**EXERCISE PROMPT**
Output every line below without omitting or altering anything.
########
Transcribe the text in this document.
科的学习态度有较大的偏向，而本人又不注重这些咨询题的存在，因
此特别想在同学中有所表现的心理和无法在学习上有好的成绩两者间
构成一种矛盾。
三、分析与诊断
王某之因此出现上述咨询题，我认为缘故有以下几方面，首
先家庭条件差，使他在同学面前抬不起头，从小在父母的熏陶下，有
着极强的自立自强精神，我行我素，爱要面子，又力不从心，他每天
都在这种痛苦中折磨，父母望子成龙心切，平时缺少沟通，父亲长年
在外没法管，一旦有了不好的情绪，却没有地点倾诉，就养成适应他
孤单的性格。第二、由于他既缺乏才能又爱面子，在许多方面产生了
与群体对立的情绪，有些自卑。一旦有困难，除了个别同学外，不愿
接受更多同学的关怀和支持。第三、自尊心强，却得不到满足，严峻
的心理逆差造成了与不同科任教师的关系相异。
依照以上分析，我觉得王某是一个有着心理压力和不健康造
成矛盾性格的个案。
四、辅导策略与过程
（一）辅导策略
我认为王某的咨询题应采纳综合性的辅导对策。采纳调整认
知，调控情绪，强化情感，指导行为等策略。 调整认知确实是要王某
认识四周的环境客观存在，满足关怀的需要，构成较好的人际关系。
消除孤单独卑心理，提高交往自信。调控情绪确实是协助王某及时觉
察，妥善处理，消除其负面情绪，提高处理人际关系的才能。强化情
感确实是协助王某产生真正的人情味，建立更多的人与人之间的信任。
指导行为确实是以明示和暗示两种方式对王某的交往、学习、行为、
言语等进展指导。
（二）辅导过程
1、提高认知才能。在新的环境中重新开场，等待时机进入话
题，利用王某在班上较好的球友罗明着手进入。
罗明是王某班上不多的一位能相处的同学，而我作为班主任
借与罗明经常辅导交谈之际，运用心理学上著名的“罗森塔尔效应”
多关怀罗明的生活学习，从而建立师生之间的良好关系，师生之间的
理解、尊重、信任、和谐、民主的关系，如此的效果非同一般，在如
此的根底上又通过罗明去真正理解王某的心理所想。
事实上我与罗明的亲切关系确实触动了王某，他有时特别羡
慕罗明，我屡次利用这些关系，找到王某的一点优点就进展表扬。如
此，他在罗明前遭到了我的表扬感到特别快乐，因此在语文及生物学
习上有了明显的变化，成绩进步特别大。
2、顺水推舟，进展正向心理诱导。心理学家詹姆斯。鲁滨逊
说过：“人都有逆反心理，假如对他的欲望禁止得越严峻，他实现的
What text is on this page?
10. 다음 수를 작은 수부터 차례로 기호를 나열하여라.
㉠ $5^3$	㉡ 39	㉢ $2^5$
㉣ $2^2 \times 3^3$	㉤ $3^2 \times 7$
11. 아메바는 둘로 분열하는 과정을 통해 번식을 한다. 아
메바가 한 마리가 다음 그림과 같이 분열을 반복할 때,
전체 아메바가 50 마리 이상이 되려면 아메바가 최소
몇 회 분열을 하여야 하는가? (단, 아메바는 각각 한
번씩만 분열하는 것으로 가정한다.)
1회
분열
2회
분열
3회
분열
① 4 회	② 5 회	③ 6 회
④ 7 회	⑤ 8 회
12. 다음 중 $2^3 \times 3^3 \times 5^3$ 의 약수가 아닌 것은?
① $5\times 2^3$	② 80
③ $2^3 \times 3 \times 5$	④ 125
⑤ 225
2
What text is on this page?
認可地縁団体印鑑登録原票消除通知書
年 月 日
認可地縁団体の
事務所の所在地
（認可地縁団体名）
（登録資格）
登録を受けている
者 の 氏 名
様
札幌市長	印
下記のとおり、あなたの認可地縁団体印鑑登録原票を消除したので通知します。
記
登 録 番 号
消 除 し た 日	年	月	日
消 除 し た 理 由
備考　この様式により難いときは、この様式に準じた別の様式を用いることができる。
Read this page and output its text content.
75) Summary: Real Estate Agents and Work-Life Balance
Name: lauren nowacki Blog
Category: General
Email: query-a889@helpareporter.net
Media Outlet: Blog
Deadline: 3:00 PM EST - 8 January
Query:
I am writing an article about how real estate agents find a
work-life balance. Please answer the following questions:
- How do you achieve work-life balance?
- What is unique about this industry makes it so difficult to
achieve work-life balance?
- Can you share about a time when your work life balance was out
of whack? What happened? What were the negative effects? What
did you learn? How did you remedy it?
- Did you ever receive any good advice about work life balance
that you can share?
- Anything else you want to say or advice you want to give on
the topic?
########
**ANSWER FOR THIS EXERCISE**
Transcribe the text in this document.
科的学习态度有较大的偏向，而本人又不注重这些咨询题的存在，因
此特别想在同学中有所表现的心理和无法在学习上有好的成绩两者间
构成一种矛盾。
三、分析与诊断
王某之因此出现上述咨询题，我认为缘故有以下几方面，首
先家庭条件差，使他在同学面前抬不起头，从小在父母的熏陶下，有
着极强的自立自强精神，我行我素，爱要面子，又力不从心，他每天
都在这种痛苦中折磨，父母望子成龙心切，平时缺少沟通，父亲长年
在外没法管，一旦有了不好的情绪，却没有地点倾诉，就养成适应他
孤单的性格。第二、由于他既缺乏才能又爱面子，在许多方面产生了
与群体对立的情绪，有些自卑。一旦有困难，除了个别同学外，不愿
接受更多同学的关怀和支持。第三、自尊心强，却得不到满足，严峻
的心理逆差造成了与不同科任教师的关系相异。
依照以上分析，我觉得王某是一个有着心理压力和不健康造
成矛盾性格的个案。
四、辅导策略与过程
（一）辅导策略
我认为王某的咨询题应采纳综合性的辅导对策。采纳调整认
知，调控情绪，强化情感，指导行为等策略。 调整认知确实是要王某
认识四周的环境客观存在，满足关怀的需要，构成较好的人际关系。
消除孤单独卑心理，提高交往自信。调控情绪确实是协助王某及时觉
察，妥善处理，消除其负面情绪，提高处理人际关系的才能。强化情
感确实是协助王某产生真正的人情味，建立更多的人与人之间的信任。
指导行为确实是以明示和暗示两种方式对王某的交往、学习、行为、
言语等进展指导。
（二）辅导过程
1、提高认知才能。在新的环境中重新开场，等待时机进入话
题，利用王某在班上较好的球友罗明着手进入。
罗明是王某班上不多的一位能相处的同学，而我作为班主任
借与罗明经常辅导交谈之际，运用心理学上著名的“罗森塔尔效应”
多关怀罗明的生活学习，从而建立师生之间的良好关系，师生之间的
理解、尊重、信任、和谐、民主的关系，如此的效果非同一般，在如
此的根底上又通过罗明去真正理解王某的心理所想。
事实上我与罗明的亲切关系确实触动了王某，他有时特别羡
慕罗明，我屡次利用这些关系，找到王某的一点优点就进展表扬。如
此，他在罗明前遭到了我的表扬感到特别快乐，因此在语文及生物学
习上有了明显的变化，成绩进步特别大。
2、顺水推舟，进展正向心理诱导。心理学家詹姆斯。鲁滨逊
说过：“人都有逆反心理，假如对他的欲望禁止得越严峻，他实现的
What text is on this page?
10. 다음 수를 작은 수부터 차례로 기호를 나열하여라.
㉠ $5^3$	㉡ 39	㉢ $2^5$
㉣ $2^2 \times 3^3$	㉤ $3^2 \times 7$
11. 아메바는 둘로 분열하는 과정을 통해 번식을 한다. 아
메바가 한 마리가 다음 그림과 같이 분열을 반복할 때,
전체 아메바가 50 마리 이상이 되려면 아메바가 최소
몇 회 분열을 하여야 하는가? (단, 아메바는 각각 한
번씩만 분열하는 것으로 가정한다.)
1회
분열
2회
분열
3회
분열
① 4 회	② 5 회	③ 6 회
④ 7 회	⑤ 8 회
12. 다음 중 $2^3 \times 3^3 \times 5^3$ 의 약수가 아닌 것은?
① $5\times 2^3$	② 80
③ $2^3 \times 3 \times 5$	④ 125
⑤ 225
2
What text is on this page?
認可地縁団体印鑑登録原票消除通知書
年 月 日
認可地縁団体の
事務所の所在地
（認可地縁団体名）
（登録資格）
登録を受けている
者 の 氏 名
様
札幌市長	印
下記のとおり、あなたの認可地縁団体印鑑登録原票を消除したので通知します。
記
登 録 番 号
消 除 し た 日	年	月	日
消 除 し た 理 由
備考　この様式により難いときは、この様式に準じた別の様式を用いることができる。
Read this page and output its text content.
75) Summary: Real Estate Agents and Work-Life Balance
Name: lauren nowacki Blog
Category: General
Email: query-a889@helpareporter.net
Media Outlet: Blog
Deadline: 3:00 PM EST - 8 January
Query:
I am writing an article about how real estate agents find a
work-life balance. Please answer the following questions:
- How do you achieve work-life balance?
- What is unique about this industry makes it so difficult to
achieve work-life balance?
- Can you share about a time when your work life balance was out
of whack? What happened? What were the negative effects? What
did you learn? How did you remedy it?
- Did you ever receive any good advice about work life balance
that you can share?
- Anything else you want to say or advice you want to give on
the topic?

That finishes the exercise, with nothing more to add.